◆ WHAT YOU NEED TO DO ◆
Type the records out again in full, exactly.

(Raw records)
= = =

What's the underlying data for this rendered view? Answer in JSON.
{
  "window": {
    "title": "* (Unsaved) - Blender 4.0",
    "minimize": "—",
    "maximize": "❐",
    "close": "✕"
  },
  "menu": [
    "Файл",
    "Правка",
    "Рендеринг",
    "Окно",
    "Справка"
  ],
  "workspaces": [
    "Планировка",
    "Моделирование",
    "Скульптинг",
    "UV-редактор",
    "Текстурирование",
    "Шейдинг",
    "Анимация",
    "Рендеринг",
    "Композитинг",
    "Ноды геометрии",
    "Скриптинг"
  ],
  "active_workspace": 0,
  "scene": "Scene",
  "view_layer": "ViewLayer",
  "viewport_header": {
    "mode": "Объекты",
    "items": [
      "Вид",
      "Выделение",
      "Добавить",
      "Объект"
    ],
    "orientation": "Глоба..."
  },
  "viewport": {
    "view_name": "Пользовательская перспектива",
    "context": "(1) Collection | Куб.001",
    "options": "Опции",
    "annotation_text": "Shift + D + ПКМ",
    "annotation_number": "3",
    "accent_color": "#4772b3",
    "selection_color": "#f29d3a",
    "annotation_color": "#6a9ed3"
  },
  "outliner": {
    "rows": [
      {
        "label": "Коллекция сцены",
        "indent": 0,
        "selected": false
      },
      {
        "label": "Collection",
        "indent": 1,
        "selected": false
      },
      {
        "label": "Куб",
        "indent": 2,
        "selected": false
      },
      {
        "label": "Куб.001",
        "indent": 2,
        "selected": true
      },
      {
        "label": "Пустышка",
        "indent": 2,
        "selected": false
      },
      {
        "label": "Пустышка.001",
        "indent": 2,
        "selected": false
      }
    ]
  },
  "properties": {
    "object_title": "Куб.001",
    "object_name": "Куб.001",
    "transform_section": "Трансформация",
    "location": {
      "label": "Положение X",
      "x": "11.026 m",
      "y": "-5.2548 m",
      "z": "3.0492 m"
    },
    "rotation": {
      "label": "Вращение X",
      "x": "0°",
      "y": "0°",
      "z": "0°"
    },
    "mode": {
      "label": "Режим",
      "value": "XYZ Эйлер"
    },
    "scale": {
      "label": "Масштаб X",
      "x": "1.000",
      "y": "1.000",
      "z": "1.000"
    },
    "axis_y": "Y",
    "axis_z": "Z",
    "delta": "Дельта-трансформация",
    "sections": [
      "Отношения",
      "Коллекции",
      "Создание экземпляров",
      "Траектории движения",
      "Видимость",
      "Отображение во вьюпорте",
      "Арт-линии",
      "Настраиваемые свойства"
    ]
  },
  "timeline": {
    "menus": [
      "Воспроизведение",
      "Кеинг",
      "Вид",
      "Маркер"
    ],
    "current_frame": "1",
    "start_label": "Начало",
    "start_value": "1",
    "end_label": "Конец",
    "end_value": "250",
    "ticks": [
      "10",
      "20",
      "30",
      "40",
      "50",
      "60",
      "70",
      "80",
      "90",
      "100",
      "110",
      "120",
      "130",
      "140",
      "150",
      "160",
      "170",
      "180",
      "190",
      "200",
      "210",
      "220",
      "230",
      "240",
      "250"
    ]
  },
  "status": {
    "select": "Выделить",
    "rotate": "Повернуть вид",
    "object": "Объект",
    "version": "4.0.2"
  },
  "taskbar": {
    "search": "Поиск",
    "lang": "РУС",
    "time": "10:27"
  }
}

= = =

◆ COMPLETED TASK ◆
What's the underlying data for this rendered view? Answer in JSON.
{
  "window": {
    "title": "* (Unsaved) - Blender 4.0",
    "minimize": "—",
    "maximize": "❐",
    "close": "✕"
  },
  "menu": [
    "Файл",
    "Правка",
    "Рендеринг",
    "Окно",
    "Справка"
  ],
  "workspaces": [
    "Планировка",
    "Моделирование",
    "Скульптинг",
    "UV-редактор",
    "Текстурирование",
    "Шейдинг",
    "Анимация",
    "Рендеринг",
    "Композитинг",
    "Ноды геометрии",
    "Скриптинг"
  ],
  "active_workspace": 0,
  "scene": "Scene",
  "view_layer": "ViewLayer",
  "viewport_header": {
    "mode": "Объекты",
    "items": [
      "Вид",
      "Выделение",
      "Добавить",
      "Объект"
    ],
    "orientation": "Глоба..."
  },
  "viewport": {
    "view_name": "Пользовательская перспектива",
    "context": "(1) Collection | Куб.001",
    "options": "Опции",
    "annotation_text": "Shift + D + ПКМ",
    "annotation_number": "3",
    "accent_color": "#4772b3",
    "selection_color": "#f29d3a",
    "annotation_color": "#6a9ed3"
  },
  "outliner": {
    "rows": [
      {
        "label": "Коллекция сцены",
        "indent": 0,
        "selected": false
      },
      {
        "label": "Collection",
        "indent": 1,
        "selected": false
      },
      {
        "label": "Куб",
        "indent": 2,
        "selected": false
      },
      {
        "label": "Куб.001",
        "indent": 2,
        "selected": true
      },
      {
        "label": "Пустышка",
        "indent": 2,
        "selected": false
      },
      {
        "label": "Пустышка.001",
        "indent": 2,
        "selected": false
      }
    ]
  },
  "properties": {
    "object_title": "Куб.001",
    "object_name": "Куб.001",
    "transform_section": "Трансформация",
    "location": {
      "label": "Положение X",
      "x": "11.026 m",
      "y": "-5.2548 m",
      "z": "3.0492 m"
    },
    "rotation": {
      "label": "Вращение X",
      "x": "0°",
      "y": "0°",
      "z": "0°"
    },
    "mode": {
      "label": "Режим",
      "value": "XYZ Эйлер"
    },
    "scale": {
      "label": "Масштаб X",
      "x": "1.000",
      "y": "1.000",
      "z": "1.000"
    },
    "axis_y": "Y",
    "axis_z": "Z",
    "delta": "Дельта-трансформация",
    "sections": [
      "Отношения",
      "Коллекции",
      "Создание экземпляров",
      "Траектории движения",
      "Видимость",
      "Отображение во вьюпорте",
      "Арт-линии",
      "Настраиваемые свойства"
    ]
  },
  "timeline": {
    "menus": [
      "Воспроизведение",
      "Кеинг",
      "Вид",
      "Маркер"
    ],
    "current_frame": "1",
    "start_label": "Начало",
    "start_value": "1",
    "end_label": "Конец",
    "end_value": "250",
    "ticks": [
      "10",
      "20",
      "30",
      "40",
      "50",
      "60",
      "70",
      "80",
      "90",
      "100",
      "110",
      "120",
      "130",
      "140",
      "150",
      "160",
      "170",
      "180",
      "190",
      "200",
      "210",
      "220",
      "230",
      "240",
      "250"
    ]
  },
  "status": {
    "select": "Выделить",
    "rotate": "Повернуть вид",
    "object": "Объект",
    "version": "4.0.2"
  },
  "taskbar": {
    "search": "Поиск",
    "lang": "РУС",
    "time": "10:27"
  }
}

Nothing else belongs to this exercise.